> What this task involves:
Work out how many lines in the entries below include the word "type". Give nothing but the number.
** Begin Data listing **
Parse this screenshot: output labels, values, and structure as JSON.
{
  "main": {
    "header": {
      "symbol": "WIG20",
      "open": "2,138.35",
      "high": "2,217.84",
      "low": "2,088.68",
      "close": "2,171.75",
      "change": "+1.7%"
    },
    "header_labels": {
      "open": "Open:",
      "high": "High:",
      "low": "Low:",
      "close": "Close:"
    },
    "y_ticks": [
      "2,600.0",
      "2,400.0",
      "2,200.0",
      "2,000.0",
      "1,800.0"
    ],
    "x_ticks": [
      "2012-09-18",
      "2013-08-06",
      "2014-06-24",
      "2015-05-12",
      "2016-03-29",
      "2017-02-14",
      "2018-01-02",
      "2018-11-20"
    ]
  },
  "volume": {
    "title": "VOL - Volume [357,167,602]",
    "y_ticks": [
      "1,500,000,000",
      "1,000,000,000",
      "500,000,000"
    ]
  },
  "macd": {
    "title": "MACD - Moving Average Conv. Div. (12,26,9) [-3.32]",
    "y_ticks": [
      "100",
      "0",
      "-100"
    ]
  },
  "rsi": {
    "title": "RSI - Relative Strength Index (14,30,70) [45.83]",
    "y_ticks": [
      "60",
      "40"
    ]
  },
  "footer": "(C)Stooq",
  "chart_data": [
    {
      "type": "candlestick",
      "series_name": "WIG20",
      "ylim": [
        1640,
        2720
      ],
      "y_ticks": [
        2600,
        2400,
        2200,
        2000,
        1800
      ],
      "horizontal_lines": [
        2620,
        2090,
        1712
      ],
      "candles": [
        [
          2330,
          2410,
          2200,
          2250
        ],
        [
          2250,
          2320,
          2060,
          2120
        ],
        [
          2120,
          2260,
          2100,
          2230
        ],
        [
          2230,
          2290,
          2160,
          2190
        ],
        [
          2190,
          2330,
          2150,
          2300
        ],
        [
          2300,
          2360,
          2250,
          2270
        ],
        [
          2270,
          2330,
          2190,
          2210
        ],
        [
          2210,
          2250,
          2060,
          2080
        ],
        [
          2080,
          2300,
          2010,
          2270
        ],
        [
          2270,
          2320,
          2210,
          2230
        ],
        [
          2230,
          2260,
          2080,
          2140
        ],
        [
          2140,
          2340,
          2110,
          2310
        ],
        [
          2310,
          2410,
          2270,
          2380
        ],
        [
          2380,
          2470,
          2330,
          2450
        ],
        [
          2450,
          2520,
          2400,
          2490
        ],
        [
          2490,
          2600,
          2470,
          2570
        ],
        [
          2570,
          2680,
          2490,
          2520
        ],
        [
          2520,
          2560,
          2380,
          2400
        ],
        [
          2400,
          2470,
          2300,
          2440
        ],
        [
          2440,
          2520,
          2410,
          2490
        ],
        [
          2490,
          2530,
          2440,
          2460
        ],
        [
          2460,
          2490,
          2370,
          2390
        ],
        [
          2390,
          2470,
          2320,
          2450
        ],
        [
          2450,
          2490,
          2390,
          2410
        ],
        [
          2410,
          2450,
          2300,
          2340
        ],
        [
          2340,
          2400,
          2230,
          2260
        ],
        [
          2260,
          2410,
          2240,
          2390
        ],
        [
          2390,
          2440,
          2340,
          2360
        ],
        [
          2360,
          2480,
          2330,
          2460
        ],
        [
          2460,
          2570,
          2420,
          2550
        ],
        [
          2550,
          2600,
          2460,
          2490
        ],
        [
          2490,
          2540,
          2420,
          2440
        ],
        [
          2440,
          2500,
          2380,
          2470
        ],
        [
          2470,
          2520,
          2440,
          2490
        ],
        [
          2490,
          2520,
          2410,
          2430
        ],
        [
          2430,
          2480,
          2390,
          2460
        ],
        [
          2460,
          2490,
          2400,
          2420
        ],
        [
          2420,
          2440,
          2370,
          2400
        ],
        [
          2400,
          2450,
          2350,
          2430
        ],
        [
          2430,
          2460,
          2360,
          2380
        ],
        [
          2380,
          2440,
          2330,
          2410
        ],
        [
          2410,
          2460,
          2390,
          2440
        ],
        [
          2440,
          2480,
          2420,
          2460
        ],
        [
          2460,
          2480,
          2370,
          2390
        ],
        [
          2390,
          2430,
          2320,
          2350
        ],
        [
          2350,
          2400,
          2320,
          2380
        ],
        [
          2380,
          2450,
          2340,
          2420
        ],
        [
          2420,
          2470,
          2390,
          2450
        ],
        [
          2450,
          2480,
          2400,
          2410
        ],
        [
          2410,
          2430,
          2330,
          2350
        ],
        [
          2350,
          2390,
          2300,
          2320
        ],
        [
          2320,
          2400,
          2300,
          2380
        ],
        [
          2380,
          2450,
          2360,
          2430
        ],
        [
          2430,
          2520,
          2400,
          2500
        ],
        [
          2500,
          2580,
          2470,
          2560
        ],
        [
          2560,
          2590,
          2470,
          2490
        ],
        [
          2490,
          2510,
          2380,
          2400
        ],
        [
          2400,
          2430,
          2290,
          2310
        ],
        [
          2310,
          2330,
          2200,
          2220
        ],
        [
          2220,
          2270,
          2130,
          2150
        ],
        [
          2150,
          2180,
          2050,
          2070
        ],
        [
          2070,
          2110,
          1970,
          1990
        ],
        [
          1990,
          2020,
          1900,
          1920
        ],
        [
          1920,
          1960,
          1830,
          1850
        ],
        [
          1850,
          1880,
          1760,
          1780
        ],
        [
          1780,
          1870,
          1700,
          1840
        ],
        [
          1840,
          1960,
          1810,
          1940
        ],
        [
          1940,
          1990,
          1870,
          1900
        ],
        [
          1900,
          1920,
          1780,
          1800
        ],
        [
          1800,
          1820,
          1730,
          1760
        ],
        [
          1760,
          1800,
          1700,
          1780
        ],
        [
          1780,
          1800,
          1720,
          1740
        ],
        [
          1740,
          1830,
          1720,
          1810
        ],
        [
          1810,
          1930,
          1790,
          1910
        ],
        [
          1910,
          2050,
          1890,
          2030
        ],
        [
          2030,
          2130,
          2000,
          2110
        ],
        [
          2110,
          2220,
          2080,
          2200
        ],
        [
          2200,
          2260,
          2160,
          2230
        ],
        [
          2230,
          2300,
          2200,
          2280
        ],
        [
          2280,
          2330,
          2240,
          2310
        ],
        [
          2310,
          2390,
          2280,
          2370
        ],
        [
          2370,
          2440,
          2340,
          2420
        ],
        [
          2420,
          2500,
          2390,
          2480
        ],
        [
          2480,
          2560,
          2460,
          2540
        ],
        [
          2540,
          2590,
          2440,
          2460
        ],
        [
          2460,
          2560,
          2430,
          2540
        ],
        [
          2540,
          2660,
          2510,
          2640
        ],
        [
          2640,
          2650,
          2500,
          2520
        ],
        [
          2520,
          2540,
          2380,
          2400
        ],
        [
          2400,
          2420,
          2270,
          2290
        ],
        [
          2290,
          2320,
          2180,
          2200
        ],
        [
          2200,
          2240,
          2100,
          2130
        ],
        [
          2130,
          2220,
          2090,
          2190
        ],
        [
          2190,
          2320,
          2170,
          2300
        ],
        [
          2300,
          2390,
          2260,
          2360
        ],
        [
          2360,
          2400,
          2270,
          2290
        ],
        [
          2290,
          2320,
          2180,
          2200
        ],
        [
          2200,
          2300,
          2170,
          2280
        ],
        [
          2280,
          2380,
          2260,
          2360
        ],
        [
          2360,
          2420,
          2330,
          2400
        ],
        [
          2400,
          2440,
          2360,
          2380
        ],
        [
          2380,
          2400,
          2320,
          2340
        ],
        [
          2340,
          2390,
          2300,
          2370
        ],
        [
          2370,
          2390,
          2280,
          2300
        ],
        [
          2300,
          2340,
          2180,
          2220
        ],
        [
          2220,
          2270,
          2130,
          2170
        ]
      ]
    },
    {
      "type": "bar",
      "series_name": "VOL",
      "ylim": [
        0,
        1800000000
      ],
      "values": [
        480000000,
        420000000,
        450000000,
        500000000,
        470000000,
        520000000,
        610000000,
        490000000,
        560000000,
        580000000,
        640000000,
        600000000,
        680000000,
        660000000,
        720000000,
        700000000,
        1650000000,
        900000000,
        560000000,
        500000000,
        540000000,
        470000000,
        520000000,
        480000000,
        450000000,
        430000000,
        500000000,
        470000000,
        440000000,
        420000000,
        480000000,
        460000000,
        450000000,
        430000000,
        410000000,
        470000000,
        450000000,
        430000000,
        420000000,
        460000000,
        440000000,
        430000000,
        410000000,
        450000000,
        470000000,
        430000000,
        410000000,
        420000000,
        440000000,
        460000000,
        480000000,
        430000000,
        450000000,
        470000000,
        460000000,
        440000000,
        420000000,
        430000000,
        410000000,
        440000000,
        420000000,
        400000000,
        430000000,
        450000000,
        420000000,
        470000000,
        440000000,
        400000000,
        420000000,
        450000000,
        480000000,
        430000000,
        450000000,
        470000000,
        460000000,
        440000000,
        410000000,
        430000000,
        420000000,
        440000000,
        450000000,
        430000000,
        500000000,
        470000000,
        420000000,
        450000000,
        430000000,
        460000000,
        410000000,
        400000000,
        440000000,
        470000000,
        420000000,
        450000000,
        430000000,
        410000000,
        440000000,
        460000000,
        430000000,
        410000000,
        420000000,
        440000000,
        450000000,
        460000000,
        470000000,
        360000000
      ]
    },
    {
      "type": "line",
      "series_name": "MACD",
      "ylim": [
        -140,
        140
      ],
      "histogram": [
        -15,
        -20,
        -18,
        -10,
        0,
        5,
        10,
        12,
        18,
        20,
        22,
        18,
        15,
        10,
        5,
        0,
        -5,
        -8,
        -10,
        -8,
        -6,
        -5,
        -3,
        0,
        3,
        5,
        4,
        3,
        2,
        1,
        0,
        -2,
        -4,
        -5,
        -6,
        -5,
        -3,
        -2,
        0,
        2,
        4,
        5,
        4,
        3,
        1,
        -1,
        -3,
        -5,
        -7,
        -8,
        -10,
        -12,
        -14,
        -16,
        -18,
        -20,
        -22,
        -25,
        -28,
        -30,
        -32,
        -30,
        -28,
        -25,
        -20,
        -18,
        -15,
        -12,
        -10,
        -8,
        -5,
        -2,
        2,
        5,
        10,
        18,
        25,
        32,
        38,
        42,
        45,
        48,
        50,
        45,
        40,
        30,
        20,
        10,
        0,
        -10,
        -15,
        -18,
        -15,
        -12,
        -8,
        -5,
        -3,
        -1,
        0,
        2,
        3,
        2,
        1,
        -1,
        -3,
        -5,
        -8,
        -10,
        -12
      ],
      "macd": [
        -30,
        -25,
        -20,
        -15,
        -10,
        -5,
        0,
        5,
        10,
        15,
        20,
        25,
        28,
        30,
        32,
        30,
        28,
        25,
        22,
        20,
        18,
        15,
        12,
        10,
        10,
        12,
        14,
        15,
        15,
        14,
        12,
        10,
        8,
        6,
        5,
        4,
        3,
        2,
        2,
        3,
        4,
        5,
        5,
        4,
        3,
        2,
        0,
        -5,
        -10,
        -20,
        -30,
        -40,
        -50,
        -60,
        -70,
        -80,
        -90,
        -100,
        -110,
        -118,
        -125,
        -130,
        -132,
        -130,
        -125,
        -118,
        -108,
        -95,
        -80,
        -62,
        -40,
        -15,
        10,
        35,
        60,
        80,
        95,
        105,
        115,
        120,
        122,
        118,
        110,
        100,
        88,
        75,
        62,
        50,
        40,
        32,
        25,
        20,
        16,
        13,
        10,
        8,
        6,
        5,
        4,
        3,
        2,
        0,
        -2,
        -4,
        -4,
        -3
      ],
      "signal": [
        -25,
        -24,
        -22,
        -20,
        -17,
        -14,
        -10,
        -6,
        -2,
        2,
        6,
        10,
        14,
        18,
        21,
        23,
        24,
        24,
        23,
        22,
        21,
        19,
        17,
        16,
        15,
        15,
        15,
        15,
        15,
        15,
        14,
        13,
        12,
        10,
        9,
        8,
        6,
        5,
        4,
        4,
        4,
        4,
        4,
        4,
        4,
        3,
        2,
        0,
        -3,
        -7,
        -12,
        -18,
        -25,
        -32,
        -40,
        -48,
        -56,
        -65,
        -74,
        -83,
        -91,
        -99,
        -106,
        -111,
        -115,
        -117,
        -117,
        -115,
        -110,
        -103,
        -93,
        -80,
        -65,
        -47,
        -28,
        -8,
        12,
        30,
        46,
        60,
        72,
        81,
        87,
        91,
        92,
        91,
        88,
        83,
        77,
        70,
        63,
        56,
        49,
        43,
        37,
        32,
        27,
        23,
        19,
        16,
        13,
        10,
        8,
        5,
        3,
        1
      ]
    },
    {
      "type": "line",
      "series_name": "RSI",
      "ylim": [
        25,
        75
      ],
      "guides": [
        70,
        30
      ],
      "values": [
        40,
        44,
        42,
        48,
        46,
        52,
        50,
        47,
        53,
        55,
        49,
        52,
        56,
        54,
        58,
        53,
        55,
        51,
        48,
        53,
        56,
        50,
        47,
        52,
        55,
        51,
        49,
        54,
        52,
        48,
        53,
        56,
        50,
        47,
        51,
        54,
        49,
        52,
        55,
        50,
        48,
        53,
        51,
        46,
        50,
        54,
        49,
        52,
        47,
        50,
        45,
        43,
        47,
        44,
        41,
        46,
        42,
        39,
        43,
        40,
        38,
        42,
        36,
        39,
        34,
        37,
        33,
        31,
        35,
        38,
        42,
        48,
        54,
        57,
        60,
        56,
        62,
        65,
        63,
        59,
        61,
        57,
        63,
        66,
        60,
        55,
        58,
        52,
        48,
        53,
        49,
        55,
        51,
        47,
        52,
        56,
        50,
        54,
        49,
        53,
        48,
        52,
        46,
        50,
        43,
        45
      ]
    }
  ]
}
** End Data listing **
> Response for this exercise:
4